### Requirements
Return the rows below exactly as they appear, from the start of the rows through the line containing "heatmap-cell[interactable] bbox=[790, 350, 903, 424]", with both ends included.

### Layout element annotations
━━━━━━━━━━
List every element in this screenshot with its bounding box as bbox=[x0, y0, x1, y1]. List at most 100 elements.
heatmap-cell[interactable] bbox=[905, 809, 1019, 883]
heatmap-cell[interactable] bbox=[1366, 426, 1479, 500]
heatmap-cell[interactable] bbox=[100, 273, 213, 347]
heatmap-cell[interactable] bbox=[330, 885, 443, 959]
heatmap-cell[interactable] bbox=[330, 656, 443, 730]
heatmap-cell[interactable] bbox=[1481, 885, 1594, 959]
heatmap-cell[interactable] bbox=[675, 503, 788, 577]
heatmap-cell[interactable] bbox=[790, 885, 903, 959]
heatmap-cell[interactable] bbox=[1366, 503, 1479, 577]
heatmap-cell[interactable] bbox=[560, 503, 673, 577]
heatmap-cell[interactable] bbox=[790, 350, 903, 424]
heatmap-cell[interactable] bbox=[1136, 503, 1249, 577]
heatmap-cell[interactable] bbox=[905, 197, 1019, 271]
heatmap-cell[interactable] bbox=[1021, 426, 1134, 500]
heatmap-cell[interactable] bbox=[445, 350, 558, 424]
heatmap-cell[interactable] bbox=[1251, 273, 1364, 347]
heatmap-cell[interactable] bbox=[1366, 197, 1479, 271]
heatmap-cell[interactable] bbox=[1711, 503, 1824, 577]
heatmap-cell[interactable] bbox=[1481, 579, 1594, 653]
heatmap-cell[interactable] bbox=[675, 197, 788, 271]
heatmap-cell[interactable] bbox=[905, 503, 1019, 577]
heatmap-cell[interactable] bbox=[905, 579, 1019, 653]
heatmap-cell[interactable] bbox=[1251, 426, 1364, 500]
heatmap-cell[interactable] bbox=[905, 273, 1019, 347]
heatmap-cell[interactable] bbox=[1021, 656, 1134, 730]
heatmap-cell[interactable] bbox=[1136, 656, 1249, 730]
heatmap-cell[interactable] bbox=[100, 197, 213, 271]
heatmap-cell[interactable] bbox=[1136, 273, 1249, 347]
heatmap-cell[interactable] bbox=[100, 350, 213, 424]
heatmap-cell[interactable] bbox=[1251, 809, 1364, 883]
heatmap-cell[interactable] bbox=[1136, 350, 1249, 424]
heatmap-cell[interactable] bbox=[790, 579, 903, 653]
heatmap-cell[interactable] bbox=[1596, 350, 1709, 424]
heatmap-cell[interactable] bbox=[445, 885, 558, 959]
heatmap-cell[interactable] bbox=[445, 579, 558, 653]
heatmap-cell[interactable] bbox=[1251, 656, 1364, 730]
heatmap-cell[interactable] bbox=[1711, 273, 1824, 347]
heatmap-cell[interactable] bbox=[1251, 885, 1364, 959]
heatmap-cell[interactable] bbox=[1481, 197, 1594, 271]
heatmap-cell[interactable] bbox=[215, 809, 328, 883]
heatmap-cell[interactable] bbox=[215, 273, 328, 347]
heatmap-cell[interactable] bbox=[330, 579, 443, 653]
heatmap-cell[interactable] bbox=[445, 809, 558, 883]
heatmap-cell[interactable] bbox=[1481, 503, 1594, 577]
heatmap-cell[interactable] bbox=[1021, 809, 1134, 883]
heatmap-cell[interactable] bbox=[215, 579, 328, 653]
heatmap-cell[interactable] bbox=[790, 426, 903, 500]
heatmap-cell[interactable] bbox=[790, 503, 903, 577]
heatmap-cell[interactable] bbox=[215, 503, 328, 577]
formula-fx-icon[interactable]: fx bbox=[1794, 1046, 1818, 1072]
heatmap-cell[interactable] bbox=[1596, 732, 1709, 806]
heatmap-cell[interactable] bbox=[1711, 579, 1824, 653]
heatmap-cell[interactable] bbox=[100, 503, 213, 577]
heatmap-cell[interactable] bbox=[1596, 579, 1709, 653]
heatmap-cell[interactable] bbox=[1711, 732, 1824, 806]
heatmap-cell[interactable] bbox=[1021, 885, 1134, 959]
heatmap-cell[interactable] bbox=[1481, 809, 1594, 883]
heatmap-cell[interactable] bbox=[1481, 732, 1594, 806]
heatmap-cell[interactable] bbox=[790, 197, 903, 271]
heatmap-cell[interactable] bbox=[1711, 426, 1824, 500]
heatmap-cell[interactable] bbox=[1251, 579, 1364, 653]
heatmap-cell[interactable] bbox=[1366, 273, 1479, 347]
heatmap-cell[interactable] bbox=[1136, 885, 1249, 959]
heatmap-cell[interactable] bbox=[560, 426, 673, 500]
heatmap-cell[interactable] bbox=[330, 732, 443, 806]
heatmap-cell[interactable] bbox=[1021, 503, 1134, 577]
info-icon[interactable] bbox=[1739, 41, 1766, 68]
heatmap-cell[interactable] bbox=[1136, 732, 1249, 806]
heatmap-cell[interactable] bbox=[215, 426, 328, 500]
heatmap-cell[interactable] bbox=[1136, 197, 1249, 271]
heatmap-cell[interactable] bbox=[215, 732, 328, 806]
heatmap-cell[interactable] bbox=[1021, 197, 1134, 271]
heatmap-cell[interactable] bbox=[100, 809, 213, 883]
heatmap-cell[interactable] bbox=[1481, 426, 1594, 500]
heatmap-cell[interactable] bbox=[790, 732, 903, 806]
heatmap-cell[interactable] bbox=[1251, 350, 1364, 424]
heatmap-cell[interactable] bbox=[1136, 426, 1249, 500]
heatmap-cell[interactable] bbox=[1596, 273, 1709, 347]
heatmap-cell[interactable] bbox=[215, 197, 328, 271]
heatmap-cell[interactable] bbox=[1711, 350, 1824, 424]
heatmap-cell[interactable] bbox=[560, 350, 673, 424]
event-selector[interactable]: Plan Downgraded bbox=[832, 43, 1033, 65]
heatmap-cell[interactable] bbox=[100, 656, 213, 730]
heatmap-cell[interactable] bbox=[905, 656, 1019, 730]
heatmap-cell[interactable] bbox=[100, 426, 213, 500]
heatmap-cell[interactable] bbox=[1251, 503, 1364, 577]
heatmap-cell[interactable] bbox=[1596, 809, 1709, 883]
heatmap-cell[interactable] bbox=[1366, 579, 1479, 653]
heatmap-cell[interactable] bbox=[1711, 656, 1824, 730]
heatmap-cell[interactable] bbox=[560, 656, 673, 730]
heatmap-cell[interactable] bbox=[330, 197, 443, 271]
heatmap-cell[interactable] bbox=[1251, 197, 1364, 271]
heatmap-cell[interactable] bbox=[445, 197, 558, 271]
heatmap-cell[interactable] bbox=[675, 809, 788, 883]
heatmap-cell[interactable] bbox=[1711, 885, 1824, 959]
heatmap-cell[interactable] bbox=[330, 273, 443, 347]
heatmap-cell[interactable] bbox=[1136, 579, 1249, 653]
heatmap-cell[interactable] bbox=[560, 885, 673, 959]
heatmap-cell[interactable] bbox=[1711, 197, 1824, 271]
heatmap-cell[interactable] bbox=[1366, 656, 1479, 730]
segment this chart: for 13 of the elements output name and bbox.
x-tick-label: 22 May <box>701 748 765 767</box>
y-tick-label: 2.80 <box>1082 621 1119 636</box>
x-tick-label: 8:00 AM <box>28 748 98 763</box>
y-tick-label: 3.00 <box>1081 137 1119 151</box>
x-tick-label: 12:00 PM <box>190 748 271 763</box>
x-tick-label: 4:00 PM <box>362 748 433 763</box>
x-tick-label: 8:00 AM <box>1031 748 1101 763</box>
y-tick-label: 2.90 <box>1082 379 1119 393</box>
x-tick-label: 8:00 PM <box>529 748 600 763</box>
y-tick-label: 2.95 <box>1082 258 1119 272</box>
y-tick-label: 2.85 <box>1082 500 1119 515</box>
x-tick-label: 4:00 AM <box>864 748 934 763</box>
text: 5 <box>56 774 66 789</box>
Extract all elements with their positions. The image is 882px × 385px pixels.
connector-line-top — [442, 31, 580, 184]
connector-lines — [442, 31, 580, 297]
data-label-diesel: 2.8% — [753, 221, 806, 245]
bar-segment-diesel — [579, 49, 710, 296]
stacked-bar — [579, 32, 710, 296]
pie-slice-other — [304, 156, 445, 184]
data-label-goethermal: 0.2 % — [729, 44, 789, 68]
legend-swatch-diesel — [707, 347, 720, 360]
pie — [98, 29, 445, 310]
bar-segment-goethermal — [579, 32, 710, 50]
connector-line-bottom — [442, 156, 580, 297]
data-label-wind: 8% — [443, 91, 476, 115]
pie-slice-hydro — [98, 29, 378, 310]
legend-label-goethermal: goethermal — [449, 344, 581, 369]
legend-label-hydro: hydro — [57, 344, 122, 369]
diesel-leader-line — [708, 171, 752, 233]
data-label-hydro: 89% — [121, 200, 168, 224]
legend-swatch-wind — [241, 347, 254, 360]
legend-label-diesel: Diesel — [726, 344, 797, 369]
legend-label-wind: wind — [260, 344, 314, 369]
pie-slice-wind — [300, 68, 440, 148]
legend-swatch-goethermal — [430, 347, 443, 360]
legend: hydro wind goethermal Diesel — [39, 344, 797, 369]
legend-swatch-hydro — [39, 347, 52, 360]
━━━━━━━━━━
### The completed task
List every element in this screenshot with its bounding box as bbox=[x0, y0, x1, y1]. List at most 100 elements.
heatmap-cell[interactable] bbox=[905, 809, 1019, 883]
heatmap-cell[interactable] bbox=[1366, 426, 1479, 500]
heatmap-cell[interactable] bbox=[100, 273, 213, 347]
heatmap-cell[interactable] bbox=[330, 885, 443, 959]
heatmap-cell[interactable] bbox=[330, 656, 443, 730]
heatmap-cell[interactable] bbox=[1481, 885, 1594, 959]
heatmap-cell[interactable] bbox=[675, 503, 788, 577]
heatmap-cell[interactable] bbox=[790, 885, 903, 959]
heatmap-cell[interactable] bbox=[1366, 503, 1479, 577]
heatmap-cell[interactable] bbox=[560, 503, 673, 577]
heatmap-cell[interactable] bbox=[790, 350, 903, 424]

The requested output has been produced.